● KUTIPAN

Mahkamah Konstitusi (MK) menggelar sidang lanjutan uji materiil UU No 8 Tahun 2011 Tentang MK, UU No 48 tahun 2009 Kekuasaan Kehakiman, dan UU No 30 tahun 2014 Tentang Administrasi Pemerintahan, Senin (5/12) dengan agenda perbaikan permohonan. Perkara dengan registrasi No. 105/PUU-XIV/2016 ini diajukan oleh sejumlah advokat muda yang tergabung dalam organisasi Forum Advokat Muda Indonesia (FAMI).
Kuasa Hukum Pemohon Saeful Anam menjelaskan beberapa poin perubahan. Pertama, terkait kedudukan hukum pihaknya. Yakni sudah menjelaskan satu per satu dan sudah dikurangi bagi yang berkomitmen untuk hadir di sidang siapa saja.
Kemudian, kata dia, tentang kewenangan MK sebagaimana masukan Hakim Konstitusi Suhartoyo pada sidang sebelumnya, pihaknya sudah memasukkan tentang pasal-pasal yang diujikan. “Pada poin 5, berdasarkan uraian angka 1 sampai dengan 4 di atas, maka tidak ada keraguan sedikit pun bagi Pemohon untuk menyimpulkan bahwa Mahkamah Konstitusi berwenang untuk mengadili permohonan Pemohon,” jelasnya.
Terakhir, pihaknya juga kami sudah melakukan revisi tentang kedudukan hukum (legal standing). Dimana telah memasukkan beberapa kerugian konstitusional yang berkaitan dengan hal-hal yang pernah dialaminya. Misal mendampingi klien dalam hal melakukan praperadilan . Dimana penuntut umum menyatakan praperadilan bukan merupakan bagian dari objek penetapan tersangka dan juga objek dari praperadilan.

● DAFTAR DATA
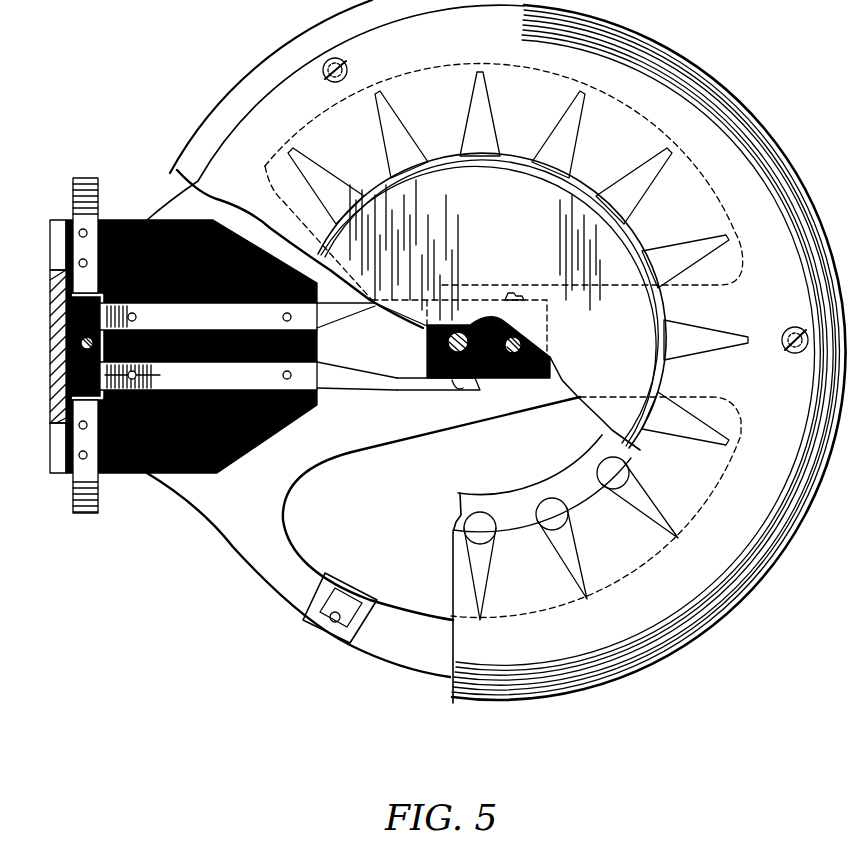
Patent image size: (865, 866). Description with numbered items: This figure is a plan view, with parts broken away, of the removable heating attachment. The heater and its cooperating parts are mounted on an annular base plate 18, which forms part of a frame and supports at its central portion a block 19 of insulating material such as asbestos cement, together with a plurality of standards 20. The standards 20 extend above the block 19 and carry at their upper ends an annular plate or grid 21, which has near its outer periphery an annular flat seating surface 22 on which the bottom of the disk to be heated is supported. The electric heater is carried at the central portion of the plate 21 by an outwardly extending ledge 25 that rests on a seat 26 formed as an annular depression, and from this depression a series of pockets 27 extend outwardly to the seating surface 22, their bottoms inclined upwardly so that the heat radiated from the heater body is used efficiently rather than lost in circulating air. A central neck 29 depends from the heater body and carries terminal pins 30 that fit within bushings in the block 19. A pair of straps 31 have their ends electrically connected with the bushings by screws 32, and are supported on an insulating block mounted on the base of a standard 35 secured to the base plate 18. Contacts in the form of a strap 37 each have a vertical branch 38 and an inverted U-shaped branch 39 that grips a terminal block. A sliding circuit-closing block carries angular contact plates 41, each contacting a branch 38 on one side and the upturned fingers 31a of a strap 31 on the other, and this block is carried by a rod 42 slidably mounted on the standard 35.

The annular base plate 18 is at (293, 557).
The block of insulating material 19 is at (495, 382).
The standards 20 is at (352, 594).
The annular plate or grid 21 is at (552, 690).
The annular flat seating surface 22 is at (472, 598).
The outwardly extending ledge 25 is at (492, 300).
The seat 26 is at (542, 483).
The pockets 27 is at (693, 417).
The central neck 29 is at (427, 350).
The terminal pins 30 is at (512, 343).
The straps 31 is at (263, 346).
The upturned fingers 31a is at (148, 376).
The screws 32 is at (515, 297).
The standard 35 is at (52, 333).
The strap 37 is at (88, 240).
The vertical branch 38 is at (64, 425).
The inverted U-shaped branch 39 is at (80, 492).
The angular contact plates 41 is at (144, 318).
The rod 42 is at (58, 364).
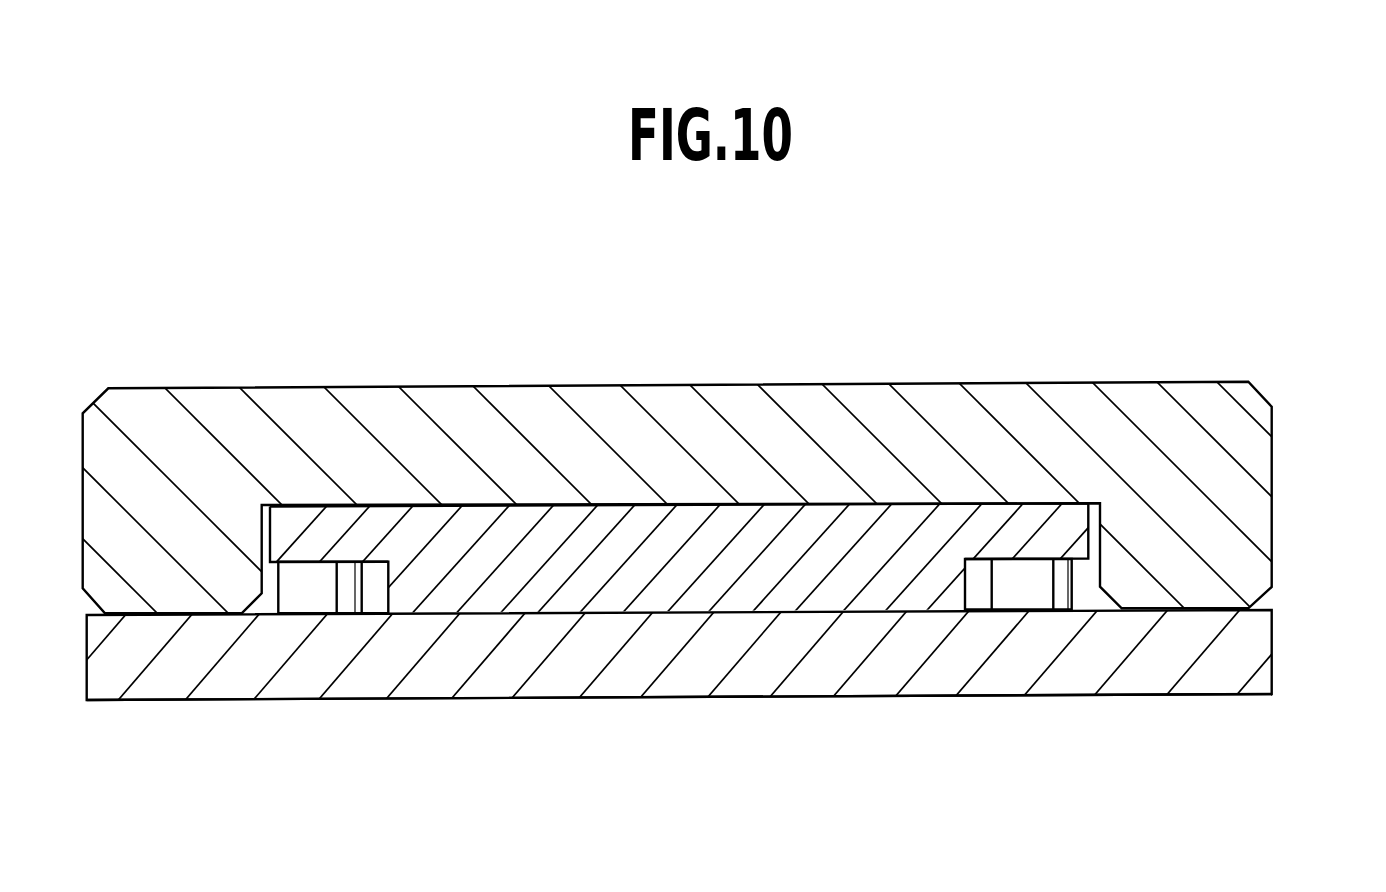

● YANG DITANYAKAN
1/ Salinlah seluruh bagian kutipan tentang sidang MK itu, mulai dari "Kuasa Hukum Pemohon" terus ke bawah sampai "sidang siapa saja.".
2/ Menurut kutipan tentang sidang MK, para advokat muda yang mengajukan perkara No. 105/PUU-XIV/2016 tergabung dalam organisasi apa?
3/ Tentukan apakah setiap pernyataan berikut sesuai dengan kutipan tentang sidang MK:
(a) Sidang lanjutan itu digelar pada hari Senin.
(b) Masukan tentang kewenangan MK pada sidang sebelumnya berasal dari Hakim Konstitusi Suhartoyo.
(c) Agenda sidang itu adalah pembacaan putusan.

● JAWABAN AKHIR
1/
Kuasa Hukum Pemohon Saeful Anam menjelaskan beberapa poin perubahan. Pertama, terkait kedudukan hukum pihaknya. Yakni sudah menjelaskan satu per satu dan sudah dikurangi bagi yang berkomitmen untuk hadir di sidang siapa saja.

2/ Forum Advokat Muda Indonesia (FAMI).

3/
(a) Ya: "Senin (5/12)".
(b) Ya: "sebagaimana masukan Hakim Konstitusi Suhartoyo pada sidang sebelumnya".
(c) Tidak: "dengan agenda perbaikan permohonan".